--- BEGIN ---
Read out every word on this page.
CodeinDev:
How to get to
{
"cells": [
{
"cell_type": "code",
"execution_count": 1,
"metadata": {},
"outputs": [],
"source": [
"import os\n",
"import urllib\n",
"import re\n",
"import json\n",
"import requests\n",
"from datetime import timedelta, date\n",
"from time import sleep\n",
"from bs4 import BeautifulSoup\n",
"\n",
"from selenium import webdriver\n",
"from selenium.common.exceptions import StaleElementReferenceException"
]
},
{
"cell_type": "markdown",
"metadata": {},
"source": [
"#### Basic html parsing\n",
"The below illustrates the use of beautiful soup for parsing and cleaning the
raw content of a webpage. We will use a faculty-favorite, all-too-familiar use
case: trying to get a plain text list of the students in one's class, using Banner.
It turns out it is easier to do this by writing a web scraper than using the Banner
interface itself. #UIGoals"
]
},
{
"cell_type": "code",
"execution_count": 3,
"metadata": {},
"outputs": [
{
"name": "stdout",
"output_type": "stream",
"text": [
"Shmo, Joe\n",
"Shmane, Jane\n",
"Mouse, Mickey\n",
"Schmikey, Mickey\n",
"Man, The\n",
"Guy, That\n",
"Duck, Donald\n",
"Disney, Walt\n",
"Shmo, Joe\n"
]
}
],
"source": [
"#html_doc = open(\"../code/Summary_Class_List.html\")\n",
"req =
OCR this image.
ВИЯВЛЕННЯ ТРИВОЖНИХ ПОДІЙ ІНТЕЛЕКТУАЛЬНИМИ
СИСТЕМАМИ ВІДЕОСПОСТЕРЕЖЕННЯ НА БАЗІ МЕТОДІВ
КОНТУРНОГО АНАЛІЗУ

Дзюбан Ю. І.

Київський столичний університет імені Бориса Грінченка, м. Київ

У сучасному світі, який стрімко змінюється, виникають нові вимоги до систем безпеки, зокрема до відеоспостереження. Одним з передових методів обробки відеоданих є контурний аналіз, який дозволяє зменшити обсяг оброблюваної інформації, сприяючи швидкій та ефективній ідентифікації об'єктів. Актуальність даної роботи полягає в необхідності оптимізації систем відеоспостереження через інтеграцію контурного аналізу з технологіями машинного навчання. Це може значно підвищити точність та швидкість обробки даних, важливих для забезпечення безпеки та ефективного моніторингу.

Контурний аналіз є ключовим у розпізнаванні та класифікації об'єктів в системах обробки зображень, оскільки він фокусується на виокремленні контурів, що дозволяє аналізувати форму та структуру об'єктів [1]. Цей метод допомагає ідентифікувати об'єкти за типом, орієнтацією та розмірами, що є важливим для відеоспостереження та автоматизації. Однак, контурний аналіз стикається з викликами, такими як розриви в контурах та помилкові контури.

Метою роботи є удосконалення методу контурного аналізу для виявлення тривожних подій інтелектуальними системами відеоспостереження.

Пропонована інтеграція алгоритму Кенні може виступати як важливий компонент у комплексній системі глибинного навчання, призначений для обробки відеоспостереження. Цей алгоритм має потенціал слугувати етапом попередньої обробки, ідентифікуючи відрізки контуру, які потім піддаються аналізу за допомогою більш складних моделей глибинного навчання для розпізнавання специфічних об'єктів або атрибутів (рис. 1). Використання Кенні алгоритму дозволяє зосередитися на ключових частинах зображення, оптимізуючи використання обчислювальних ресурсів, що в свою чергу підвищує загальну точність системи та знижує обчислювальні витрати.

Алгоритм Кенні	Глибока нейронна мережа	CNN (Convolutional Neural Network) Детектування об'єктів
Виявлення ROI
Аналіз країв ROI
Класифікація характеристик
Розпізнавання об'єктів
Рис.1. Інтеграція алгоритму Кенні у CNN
--- END ---
WHAT THE TASK REQUIRES → Search the listing for the string "selenium". Copy each line where it turns up.

ANSWER BELOW →
"from selenium import webdriver\n",
"from selenium.common.exceptions import StaleElementReferenceException"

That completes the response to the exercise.